=== Problem ===
Please write out the complete listing that follows, exactly as it reads.

+++

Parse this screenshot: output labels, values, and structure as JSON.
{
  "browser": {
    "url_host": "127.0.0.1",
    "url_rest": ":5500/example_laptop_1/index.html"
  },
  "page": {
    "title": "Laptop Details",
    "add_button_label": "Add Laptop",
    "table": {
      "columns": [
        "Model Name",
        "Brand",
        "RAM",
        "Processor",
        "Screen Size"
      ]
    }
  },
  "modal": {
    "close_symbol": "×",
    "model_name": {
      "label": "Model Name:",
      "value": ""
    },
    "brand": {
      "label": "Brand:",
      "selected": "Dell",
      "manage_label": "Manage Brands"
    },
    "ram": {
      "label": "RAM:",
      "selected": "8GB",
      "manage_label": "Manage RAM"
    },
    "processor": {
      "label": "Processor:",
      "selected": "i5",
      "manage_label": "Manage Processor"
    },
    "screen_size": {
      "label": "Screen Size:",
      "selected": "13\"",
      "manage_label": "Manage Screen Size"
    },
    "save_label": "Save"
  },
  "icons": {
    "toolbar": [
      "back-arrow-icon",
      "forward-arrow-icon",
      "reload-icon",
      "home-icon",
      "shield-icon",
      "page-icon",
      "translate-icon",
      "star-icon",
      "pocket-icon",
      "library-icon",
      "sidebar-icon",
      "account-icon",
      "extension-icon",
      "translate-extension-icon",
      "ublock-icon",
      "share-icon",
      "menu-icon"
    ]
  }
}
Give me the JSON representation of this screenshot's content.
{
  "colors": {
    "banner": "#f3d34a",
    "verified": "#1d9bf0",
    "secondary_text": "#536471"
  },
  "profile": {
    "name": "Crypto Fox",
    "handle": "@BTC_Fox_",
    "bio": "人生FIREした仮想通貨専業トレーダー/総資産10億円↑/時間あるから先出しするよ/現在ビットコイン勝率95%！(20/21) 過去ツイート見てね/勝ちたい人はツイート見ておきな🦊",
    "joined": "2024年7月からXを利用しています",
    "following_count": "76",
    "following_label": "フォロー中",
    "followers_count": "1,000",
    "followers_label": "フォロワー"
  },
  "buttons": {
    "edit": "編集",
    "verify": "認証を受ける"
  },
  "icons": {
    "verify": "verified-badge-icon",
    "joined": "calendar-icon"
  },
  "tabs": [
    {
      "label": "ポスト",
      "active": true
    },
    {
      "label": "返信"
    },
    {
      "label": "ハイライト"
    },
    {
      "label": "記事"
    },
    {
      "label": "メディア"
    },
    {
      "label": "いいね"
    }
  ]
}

+++

=== Correct result ===
Parse this screenshot: output labels, values, and structure as JSON.
{
  "browser": {
    "url_host": "127.0.0.1",
    "url_rest": ":5500/example_laptop_1/index.html"
  },
  "page": {
    "title": "Laptop Details",
    "add_button_label": "Add Laptop",
    "table": {
      "columns": [
        "Model Name",
        "Brand",
        "RAM",
        "Processor",
        "Screen Size"
      ]
    }
  },
  "modal": {
    "close_symbol": "×",
    "model_name": {
      "label": "Model Name:",
      "value": ""
    },
    "brand": {
      "label": "Brand:",
      "selected": "Dell",
      "manage_label": "Manage Brands"
    },
    "ram": {
      "label": "RAM:",
      "selected": "8GB",
      "manage_label": "Manage RAM"
    },
    "processor": {
      "label": "Processor:",
      "selected": "i5",
      "manage_label": "Manage Processor"
    },
    "screen_size": {
      "label": "Screen Size:",
      "selected": "13\"",
      "manage_label": "Manage Screen Size"
    },
    "save_label": "Save"
  },
  "icons": {
    "toolbar": [
      "back-arrow-icon",
      "forward-arrow-icon",
      "reload-icon",
      "home-icon",
      "shield-icon",
      "page-icon",
      "translate-icon",
      "star-icon",
      "pocket-icon",
      "library-icon",
      "sidebar-icon",
      "account-icon",
      "extension-icon",
      "translate-extension-icon",
      "ublock-icon",
      "share-icon",
      "menu-icon"
    ]
  }
}
Give me the JSON representation of this screenshot's content.
{
  "colors": {
    "banner": "#f3d34a",
    "verified": "#1d9bf0",
    "secondary_text": "#536471"
  },
  "profile": {
    "name": "Crypto Fox",
    "handle": "@BTC_Fox_",
    "bio": "人生FIREした仮想通貨専業トレーダー/総資産10億円↑/時間あるから先出しするよ/現在ビットコイン勝率95%！(20/21) 過去ツイート見てね/勝ちたい人はツイート見ておきな🦊",
    "joined": "2024年7月からXを利用しています",
    "following_count": "76",
    "following_label": "フォロー中",
    "followers_count": "1,000",
    "followers_label": "フォロワー"
  },
  "buttons": {
    "edit": "編集",
    "verify": "認証を受ける"
  },
  "icons": {
    "verify": "verified-badge-icon",
    "joined": "calendar-icon"
  },
  "tabs": [
    {
      "label": "ポスト",
      "active": true
    },
    {
      "label": "返信"
    },
    {
      "label": "ハイライト"
    },
    {
      "label": "記事"
    },
    {
      "label": "メディア"
    },
    {
      "label": "いいね"
    }
  ]
}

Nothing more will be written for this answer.